#### [PROBLEM TO WORK ON]
Extract all lines from the data beneath that include the word "مديرية".
#### DATA SECTION ####
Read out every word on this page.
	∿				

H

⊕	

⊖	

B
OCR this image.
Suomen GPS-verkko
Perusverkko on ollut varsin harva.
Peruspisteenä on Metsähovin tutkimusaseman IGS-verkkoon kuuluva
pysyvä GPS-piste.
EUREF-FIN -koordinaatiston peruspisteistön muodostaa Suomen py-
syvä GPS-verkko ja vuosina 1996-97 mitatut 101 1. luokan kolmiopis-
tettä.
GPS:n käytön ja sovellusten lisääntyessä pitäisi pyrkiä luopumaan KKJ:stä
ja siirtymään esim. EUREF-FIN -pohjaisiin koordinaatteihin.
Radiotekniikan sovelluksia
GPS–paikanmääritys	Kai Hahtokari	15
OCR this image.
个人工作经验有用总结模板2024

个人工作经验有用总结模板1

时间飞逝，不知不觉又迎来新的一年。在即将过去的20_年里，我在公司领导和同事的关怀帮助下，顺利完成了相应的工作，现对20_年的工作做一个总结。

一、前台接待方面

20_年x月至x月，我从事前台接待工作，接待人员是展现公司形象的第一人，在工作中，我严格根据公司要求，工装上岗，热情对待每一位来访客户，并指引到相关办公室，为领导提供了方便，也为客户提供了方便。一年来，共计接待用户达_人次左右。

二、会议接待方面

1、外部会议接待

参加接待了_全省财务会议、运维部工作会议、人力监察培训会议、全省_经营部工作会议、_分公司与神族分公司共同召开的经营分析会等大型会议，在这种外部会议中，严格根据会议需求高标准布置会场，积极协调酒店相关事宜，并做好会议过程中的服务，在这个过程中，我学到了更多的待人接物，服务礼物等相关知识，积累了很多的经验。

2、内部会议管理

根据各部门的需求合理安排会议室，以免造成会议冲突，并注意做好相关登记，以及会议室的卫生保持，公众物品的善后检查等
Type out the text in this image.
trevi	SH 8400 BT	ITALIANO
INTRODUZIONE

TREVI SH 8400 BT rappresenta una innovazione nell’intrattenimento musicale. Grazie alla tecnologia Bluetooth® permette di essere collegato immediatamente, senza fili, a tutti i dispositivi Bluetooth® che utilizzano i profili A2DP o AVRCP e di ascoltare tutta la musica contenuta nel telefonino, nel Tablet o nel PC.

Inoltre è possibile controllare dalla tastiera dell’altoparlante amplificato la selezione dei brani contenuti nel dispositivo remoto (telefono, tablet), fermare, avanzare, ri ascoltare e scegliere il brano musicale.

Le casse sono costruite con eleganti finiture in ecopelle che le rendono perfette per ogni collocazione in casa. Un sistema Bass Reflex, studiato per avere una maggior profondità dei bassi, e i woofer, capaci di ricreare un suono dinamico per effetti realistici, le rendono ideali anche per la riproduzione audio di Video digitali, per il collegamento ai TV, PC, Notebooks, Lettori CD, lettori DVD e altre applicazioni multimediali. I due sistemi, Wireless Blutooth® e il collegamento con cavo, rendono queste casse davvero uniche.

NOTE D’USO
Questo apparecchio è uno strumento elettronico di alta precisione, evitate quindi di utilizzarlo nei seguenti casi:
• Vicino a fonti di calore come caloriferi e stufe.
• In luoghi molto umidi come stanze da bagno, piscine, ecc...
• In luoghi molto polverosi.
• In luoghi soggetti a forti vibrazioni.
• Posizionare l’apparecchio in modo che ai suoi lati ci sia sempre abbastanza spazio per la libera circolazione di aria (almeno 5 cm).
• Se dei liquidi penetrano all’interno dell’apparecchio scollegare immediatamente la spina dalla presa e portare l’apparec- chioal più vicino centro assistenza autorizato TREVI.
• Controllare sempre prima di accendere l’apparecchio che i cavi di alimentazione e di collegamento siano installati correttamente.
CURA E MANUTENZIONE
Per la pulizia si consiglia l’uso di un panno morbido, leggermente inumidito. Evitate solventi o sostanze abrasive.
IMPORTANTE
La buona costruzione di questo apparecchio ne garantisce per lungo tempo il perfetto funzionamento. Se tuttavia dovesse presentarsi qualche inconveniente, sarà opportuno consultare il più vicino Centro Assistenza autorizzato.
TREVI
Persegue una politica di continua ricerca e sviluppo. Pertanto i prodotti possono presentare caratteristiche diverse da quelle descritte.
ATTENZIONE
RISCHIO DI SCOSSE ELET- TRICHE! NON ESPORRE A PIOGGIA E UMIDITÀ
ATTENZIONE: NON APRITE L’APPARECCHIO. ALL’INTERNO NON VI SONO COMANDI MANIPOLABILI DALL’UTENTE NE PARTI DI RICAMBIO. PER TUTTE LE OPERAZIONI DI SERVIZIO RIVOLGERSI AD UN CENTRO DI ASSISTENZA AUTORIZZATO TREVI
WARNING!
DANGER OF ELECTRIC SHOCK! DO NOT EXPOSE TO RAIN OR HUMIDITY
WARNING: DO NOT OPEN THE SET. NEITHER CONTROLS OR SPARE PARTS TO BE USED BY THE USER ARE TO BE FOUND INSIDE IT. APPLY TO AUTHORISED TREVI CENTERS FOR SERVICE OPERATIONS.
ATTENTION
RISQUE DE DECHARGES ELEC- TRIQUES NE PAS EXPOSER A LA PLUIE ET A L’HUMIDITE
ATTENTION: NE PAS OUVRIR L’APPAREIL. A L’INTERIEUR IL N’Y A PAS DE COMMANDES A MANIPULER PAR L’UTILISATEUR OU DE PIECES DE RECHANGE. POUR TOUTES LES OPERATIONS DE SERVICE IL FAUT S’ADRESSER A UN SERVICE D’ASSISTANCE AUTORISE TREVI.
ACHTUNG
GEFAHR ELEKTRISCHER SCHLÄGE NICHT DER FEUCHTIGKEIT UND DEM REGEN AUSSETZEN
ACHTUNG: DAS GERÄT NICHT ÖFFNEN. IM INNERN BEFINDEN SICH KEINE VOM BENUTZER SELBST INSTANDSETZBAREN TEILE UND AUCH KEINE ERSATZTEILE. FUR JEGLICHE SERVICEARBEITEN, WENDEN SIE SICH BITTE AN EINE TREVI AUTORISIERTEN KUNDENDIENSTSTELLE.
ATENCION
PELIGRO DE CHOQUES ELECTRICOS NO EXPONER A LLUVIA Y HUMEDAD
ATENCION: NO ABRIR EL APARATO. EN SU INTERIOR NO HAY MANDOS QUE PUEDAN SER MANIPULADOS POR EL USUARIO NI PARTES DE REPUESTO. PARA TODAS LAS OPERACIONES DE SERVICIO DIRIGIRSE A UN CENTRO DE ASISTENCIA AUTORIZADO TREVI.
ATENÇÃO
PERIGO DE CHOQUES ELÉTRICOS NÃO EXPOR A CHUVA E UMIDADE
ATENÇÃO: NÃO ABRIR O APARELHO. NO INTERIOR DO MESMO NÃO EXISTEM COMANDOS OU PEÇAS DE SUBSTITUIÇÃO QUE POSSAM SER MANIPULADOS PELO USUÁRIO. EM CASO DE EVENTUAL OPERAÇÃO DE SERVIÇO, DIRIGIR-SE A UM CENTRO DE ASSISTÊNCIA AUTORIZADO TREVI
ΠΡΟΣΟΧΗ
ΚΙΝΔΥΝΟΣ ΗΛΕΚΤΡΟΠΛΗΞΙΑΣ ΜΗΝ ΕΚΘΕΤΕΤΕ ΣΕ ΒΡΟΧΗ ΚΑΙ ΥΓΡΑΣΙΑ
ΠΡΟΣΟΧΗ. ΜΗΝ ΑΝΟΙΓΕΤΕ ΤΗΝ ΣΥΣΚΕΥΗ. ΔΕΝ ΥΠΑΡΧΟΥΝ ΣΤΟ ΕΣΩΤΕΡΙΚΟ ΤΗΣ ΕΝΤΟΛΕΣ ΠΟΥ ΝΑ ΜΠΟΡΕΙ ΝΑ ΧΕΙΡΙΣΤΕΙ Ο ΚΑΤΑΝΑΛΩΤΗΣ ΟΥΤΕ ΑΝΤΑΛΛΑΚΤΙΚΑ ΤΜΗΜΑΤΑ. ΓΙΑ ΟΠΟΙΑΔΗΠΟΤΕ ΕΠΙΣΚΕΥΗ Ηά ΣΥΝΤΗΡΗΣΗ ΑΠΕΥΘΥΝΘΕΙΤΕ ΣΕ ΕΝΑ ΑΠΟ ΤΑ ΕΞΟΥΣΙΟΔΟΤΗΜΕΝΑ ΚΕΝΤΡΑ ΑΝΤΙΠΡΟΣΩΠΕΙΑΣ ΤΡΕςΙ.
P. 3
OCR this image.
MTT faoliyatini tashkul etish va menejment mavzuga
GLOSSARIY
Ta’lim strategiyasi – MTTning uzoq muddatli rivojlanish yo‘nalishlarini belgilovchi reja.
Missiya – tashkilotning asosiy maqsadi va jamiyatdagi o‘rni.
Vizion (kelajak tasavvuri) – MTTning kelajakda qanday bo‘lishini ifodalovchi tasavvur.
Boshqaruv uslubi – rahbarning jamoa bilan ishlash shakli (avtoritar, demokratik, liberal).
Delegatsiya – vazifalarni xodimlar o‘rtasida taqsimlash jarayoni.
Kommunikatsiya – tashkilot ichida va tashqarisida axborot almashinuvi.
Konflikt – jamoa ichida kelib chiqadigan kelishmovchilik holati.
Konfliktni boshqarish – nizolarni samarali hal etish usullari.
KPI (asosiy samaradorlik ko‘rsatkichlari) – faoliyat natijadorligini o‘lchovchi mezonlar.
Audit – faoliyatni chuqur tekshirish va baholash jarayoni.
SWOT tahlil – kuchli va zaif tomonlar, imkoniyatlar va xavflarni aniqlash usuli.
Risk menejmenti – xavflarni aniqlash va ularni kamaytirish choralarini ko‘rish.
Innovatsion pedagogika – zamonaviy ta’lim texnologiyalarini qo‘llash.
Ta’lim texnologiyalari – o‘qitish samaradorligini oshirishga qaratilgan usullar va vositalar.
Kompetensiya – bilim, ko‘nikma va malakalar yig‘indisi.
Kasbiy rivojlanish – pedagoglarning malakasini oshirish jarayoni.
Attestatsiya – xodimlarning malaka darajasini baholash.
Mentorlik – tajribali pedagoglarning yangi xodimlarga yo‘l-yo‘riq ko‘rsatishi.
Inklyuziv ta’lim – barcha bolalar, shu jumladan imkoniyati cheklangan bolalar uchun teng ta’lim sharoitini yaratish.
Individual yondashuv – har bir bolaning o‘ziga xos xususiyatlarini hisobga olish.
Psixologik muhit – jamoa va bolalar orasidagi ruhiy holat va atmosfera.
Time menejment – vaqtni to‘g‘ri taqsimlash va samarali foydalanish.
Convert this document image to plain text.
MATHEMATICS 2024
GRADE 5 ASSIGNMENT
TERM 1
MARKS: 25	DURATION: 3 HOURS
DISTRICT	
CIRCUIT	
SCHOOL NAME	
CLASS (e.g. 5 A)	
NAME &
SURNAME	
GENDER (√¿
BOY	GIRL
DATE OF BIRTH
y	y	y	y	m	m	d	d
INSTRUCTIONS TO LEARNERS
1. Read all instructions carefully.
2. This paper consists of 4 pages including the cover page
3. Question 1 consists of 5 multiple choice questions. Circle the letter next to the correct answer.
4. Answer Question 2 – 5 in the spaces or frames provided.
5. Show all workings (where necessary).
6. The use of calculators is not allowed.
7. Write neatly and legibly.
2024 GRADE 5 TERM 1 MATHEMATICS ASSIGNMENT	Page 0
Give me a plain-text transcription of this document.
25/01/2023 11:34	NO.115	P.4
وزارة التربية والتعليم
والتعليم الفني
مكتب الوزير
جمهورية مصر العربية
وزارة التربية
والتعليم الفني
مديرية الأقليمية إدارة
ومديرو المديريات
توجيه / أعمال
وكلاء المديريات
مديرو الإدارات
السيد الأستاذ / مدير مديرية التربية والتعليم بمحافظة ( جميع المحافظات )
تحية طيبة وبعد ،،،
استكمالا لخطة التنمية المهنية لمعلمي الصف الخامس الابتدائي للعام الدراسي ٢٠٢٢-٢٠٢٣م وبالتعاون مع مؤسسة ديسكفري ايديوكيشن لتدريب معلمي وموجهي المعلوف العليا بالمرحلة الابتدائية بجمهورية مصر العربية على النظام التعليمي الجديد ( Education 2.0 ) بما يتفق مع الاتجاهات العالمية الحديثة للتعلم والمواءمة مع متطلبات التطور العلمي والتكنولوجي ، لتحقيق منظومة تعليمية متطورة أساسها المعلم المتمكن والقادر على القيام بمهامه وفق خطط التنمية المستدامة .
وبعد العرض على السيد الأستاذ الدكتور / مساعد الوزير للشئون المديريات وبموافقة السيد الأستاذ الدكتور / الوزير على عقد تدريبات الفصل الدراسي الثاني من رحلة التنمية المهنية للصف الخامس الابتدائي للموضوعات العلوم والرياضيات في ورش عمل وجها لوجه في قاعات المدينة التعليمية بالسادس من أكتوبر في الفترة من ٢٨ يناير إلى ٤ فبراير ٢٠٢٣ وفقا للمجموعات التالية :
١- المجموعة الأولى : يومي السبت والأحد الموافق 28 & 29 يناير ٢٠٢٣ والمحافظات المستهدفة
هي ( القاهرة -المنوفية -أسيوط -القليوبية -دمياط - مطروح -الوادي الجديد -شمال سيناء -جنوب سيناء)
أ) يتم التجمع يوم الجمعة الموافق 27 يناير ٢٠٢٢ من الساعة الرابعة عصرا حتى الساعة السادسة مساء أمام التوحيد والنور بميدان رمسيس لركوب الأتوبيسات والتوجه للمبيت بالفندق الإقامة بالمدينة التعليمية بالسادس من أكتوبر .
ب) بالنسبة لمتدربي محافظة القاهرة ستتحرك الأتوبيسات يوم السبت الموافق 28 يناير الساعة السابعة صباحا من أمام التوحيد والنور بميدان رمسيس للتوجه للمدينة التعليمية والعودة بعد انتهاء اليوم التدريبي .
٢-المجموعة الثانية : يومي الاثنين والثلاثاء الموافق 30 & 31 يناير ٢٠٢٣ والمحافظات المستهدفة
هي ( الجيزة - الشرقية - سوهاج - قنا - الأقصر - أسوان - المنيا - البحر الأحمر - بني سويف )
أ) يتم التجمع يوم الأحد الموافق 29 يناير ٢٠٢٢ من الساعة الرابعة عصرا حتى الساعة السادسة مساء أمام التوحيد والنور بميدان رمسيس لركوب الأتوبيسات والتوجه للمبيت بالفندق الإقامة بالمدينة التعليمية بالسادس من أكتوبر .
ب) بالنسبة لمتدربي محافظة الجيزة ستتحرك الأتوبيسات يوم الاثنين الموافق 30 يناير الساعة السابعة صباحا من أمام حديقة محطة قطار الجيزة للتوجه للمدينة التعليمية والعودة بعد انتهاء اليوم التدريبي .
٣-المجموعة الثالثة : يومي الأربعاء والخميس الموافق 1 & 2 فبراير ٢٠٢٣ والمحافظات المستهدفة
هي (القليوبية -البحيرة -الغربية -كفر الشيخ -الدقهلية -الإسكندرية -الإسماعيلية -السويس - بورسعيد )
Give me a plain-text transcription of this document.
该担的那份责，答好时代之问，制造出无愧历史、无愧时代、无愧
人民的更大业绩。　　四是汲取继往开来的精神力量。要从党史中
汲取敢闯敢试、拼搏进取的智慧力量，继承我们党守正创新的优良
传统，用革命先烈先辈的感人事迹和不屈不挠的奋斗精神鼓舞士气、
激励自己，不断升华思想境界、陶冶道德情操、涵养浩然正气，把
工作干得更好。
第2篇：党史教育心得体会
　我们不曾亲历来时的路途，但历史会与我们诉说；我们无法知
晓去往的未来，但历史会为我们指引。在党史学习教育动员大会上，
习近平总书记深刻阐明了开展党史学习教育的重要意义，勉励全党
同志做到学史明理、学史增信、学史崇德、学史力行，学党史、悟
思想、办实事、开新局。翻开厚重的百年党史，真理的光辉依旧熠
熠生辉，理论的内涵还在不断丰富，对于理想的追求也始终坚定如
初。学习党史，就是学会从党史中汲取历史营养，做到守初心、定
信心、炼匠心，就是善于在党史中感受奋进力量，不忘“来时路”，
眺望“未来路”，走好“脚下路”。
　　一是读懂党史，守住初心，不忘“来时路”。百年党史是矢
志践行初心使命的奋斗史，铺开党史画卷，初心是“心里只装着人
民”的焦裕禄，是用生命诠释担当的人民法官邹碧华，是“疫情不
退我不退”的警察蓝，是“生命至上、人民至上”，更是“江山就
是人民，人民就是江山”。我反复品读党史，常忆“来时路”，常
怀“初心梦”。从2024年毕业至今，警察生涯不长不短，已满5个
####
#### [EXERCISE RESULT]
مديرية الأقليمية إدارة
السيد الأستاذ / مدير مديرية التربية والتعليم بمحافظة ( جميع المحافظات )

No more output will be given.